* _DIRECTIVE_
Return the lines below that carry the word "text".

* _MATERIAL PROVIDED_
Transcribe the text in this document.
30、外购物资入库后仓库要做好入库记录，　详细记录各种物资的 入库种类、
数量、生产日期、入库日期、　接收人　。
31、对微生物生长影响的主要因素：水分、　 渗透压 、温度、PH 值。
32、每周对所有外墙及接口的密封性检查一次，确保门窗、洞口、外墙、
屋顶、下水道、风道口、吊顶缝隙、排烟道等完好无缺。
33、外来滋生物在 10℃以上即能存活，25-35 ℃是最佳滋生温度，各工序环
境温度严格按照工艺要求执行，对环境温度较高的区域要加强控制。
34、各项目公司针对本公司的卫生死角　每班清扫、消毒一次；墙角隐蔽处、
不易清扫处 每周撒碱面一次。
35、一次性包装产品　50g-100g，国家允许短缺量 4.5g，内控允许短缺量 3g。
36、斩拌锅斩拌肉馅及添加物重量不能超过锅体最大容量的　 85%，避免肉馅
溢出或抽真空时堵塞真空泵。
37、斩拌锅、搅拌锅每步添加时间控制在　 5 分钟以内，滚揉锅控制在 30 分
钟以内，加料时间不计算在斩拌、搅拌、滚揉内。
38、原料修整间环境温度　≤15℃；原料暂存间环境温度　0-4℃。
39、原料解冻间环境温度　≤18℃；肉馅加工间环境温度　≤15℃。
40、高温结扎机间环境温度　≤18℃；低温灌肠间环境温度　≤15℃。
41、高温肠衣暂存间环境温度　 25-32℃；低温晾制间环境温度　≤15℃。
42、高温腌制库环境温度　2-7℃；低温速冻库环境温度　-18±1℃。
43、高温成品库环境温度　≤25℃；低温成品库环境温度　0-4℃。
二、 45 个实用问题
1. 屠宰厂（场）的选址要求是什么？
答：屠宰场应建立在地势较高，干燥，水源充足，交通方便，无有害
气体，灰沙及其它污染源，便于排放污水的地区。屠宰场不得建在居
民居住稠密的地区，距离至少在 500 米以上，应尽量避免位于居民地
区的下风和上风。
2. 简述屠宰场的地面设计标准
---
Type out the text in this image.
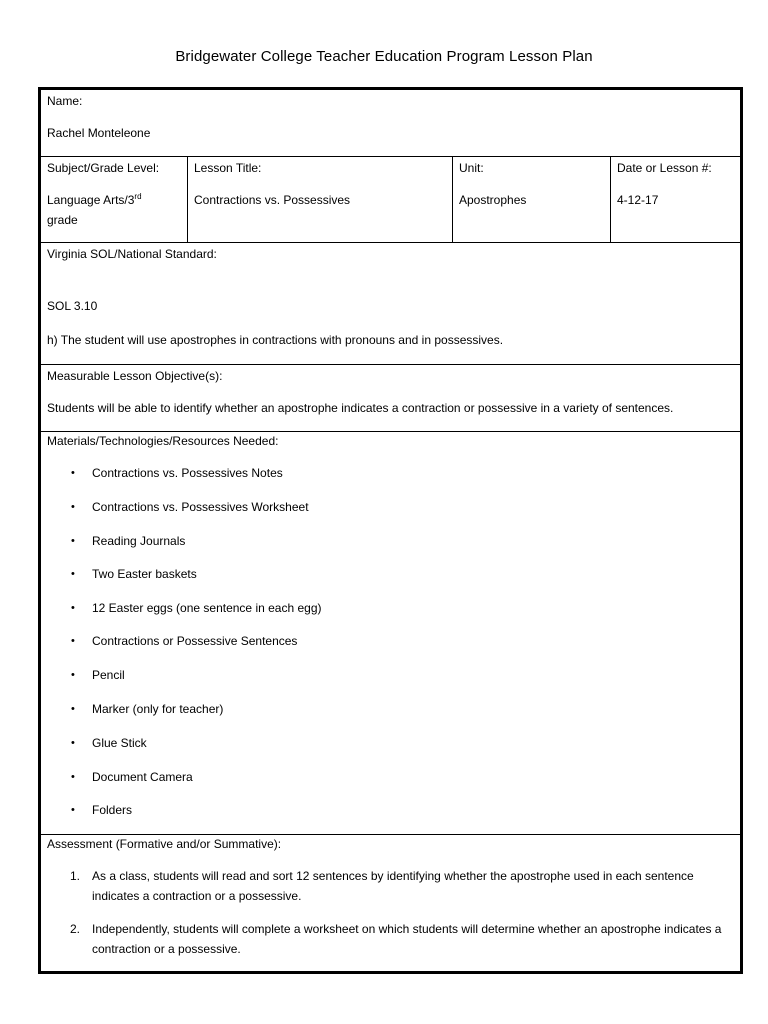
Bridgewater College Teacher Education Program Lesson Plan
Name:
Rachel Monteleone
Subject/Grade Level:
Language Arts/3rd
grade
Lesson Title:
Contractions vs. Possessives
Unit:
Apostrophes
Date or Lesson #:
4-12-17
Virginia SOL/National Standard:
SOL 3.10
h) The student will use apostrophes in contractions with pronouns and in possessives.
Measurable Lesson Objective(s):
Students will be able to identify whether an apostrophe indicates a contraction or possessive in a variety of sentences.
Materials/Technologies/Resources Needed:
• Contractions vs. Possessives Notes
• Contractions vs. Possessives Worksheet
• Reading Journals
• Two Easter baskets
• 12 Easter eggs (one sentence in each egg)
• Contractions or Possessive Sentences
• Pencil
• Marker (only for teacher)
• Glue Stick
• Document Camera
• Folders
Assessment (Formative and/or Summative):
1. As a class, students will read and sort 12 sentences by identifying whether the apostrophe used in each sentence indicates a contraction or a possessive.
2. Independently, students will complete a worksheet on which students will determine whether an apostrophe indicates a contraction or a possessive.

* _THE REPLY_
Transcribe the text in this document.
Type out the text in this image.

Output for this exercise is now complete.